→ Work to do
Go through the listing and write out all of it exactly.

==== The input

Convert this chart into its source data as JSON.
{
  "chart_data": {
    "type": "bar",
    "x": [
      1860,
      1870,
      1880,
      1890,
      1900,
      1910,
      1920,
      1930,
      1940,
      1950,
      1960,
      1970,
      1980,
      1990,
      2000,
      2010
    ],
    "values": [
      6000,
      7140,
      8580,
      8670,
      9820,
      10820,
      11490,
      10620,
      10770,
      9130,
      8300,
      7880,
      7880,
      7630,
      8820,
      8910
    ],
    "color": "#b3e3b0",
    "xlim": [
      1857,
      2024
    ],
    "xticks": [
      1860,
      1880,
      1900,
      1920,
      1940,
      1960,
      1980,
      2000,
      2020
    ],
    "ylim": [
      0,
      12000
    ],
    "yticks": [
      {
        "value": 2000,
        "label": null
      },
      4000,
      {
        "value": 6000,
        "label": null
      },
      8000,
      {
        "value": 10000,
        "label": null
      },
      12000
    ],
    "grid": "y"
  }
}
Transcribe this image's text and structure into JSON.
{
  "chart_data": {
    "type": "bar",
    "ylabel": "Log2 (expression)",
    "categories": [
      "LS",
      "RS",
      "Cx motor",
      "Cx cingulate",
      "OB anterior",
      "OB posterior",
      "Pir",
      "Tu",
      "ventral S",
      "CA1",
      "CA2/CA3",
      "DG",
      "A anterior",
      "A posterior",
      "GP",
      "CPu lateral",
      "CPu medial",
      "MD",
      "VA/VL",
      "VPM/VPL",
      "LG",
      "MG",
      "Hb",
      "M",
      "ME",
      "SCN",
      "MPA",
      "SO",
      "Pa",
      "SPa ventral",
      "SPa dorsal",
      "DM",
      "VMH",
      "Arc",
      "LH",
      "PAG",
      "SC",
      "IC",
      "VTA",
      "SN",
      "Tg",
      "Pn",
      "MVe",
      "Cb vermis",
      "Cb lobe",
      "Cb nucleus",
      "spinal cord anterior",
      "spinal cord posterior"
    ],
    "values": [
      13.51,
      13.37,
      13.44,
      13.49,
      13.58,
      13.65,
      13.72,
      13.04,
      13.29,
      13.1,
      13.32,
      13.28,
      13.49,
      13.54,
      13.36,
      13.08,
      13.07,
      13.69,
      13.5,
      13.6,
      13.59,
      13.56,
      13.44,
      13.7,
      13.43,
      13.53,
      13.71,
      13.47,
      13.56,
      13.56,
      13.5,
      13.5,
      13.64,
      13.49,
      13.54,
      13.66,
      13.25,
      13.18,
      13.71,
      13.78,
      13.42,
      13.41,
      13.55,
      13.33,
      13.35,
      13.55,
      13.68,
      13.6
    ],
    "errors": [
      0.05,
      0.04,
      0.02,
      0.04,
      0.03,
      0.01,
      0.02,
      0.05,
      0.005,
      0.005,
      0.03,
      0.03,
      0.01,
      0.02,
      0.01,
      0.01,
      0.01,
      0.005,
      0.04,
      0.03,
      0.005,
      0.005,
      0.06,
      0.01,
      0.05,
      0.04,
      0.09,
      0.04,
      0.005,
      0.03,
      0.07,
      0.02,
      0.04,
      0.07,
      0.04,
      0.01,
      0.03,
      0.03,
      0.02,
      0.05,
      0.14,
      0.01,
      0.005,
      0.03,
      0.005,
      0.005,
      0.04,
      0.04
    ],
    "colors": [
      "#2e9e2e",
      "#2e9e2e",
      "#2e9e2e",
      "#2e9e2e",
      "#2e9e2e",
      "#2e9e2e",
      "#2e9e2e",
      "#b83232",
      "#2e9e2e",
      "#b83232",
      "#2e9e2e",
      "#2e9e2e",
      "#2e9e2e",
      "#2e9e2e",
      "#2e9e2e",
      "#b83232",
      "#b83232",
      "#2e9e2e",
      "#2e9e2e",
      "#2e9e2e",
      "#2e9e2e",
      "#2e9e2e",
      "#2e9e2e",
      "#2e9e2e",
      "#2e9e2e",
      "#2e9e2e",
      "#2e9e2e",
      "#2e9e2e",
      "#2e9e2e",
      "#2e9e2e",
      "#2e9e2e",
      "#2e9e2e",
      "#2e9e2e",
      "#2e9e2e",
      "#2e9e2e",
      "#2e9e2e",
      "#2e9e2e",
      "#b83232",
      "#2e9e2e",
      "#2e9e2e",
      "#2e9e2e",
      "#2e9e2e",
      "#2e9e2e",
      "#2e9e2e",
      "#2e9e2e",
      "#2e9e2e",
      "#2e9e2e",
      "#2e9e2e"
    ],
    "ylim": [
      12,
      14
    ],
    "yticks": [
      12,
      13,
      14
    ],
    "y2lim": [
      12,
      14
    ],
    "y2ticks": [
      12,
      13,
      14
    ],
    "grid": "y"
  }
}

========

→ Task output
Convert this chart into its source data as JSON.
{
  "chart_data": {
    "type": "bar",
    "x": [
      1860,
      1870,
      1880,
      1890,
      1900,
      1910,
      1920,
      1930,
      1940,
      1950,
      1960,
      1970,
      1980,
      1990,
      2000,
      2010
    ],
    "values": [
      6000,
      7140,
      8580,
      8670,
      9820,
      10820,
      11490,
      10620,
      10770,
      9130,
      8300,
      7880,
      7880,
      7630,
      8820,
      8910
    ],
    "color": "#b3e3b0",
    "xlim": [
      1857,
      2024
    ],
    "xticks": [
      1860,
      1880,
      1900,
      1920,
      1940,
      1960,
      1980,
      2000,
      2020
    ],
    "ylim": [
      0,
      12000
    ],
    "yticks": [
      {
        "value": 2000,
        "label": null
      },
      4000,
      {
        "value": 6000,
        "label": null
      },
      8000,
      {
        "value": 10000,
        "label": null
      },
      12000
    ],
    "grid": "y"
  }
}
Transcribe this image's text and structure into JSON.
{
  "chart_data": {
    "type": "bar",
    "ylabel": "Log2 (expression)",
    "categories": [
      "LS",
      "RS",
      "Cx motor",
      "Cx cingulate",
      "OB anterior",
      "OB posterior",
      "Pir",
      "Tu",
      "ventral S",
      "CA1",
      "CA2/CA3",
      "DG",
      "A anterior",
      "A posterior",
      "GP",
      "CPu lateral",
      "CPu medial",
      "MD",
      "VA/VL",
      "VPM/VPL",
      "LG",
      "MG",
      "Hb",
      "M",
      "ME",
      "SCN",
      "MPA",
      "SO",
      "Pa",
      "SPa ventral",
      "SPa dorsal",
      "DM",
      "VMH",
      "Arc",
      "LH",
      "PAG",
      "SC",
      "IC",
      "VTA",
      "SN",
      "Tg",
      "Pn",
      "MVe",
      "Cb vermis",
      "Cb lobe",
      "Cb nucleus",
      "spinal cord anterior",
      "spinal cord posterior"
    ],
    "values": [
      13.51,
      13.37,
      13.44,
      13.49,
      13.58,
      13.65,
      13.72,
      13.04,
      13.29,
      13.1,
      13.32,
      13.28,
      13.49,
      13.54,
      13.36,
      13.08,
      13.07,
      13.69,
      13.5,
      13.6,
      13.59,
      13.56,
      13.44,
      13.7,
      13.43,
      13.53,
      13.71,
      13.47,
      13.56,
      13.56,
      13.5,
      13.5,
      13.64,
      13.49,
      13.54,
      13.66,
      13.25,
      13.18,
      13.71,
      13.78,
      13.42,
      13.41,
      13.55,
      13.33,
      13.35,
      13.55,
      13.68,
      13.6
    ],
    "errors": [
      0.05,
      0.04,
      0.02,
      0.04,
      0.03,
      0.01,
      0.02,
      0.05,
      0.005,
      0.005,
      0.03,
      0.03,
      0.01,
      0.02,
      0.01,
      0.01,
      0.01,
      0.005,
      0.04,
      0.03,
      0.005,
      0.005,
      0.06,
      0.01,
      0.05,
      0.04,
      0.09,
      0.04,
      0.005,
      0.03,
      0.07,
      0.02,
      0.04,
      0.07,
      0.04,
      0.01,
      0.03,
      0.03,
      0.02,
      0.05,
      0.14,
      0.01,
      0.005,
      0.03,
      0.005,
      0.005,
      0.04,
      0.04
    ],
    "colors": [
      "#2e9e2e",
      "#2e9e2e",
      "#2e9e2e",
      "#2e9e2e",
      "#2e9e2e",
      "#2e9e2e",
      "#2e9e2e",
      "#b83232",
      "#2e9e2e",
      "#b83232",
      "#2e9e2e",
      "#2e9e2e",
      "#2e9e2e",
      "#2e9e2e",
      "#2e9e2e",
      "#b83232",
      "#b83232",
      "#2e9e2e",
      "#2e9e2e",
      "#2e9e2e",
      "#2e9e2e",
      "#2e9e2e",
      "#2e9e2e",
      "#2e9e2e",
      "#2e9e2e",
      "#2e9e2e",
      "#2e9e2e",
      "#2e9e2e",
      "#2e9e2e",
      "#2e9e2e",
      "#2e9e2e",
      "#2e9e2e",
      "#2e9e2e",
      "#2e9e2e",
      "#2e9e2e",
      "#2e9e2e",
      "#2e9e2e",
      "#b83232",
      "#2e9e2e",
      "#2e9e2e",
      "#2e9e2e",
      "#2e9e2e",
      "#2e9e2e",
      "#2e9e2e",
      "#2e9e2e",
      "#2e9e2e",
      "#2e9e2e",
      "#2e9e2e"
    ],
    "ylim": [
      12,
      14
    ],
    "yticks": [
      12,
      13,
      14
    ],
    "y2lim": [
      12,
      14
    ],
    "y2ticks": [
      12,
      13,
      14
    ],
    "grid": "y"
  }
}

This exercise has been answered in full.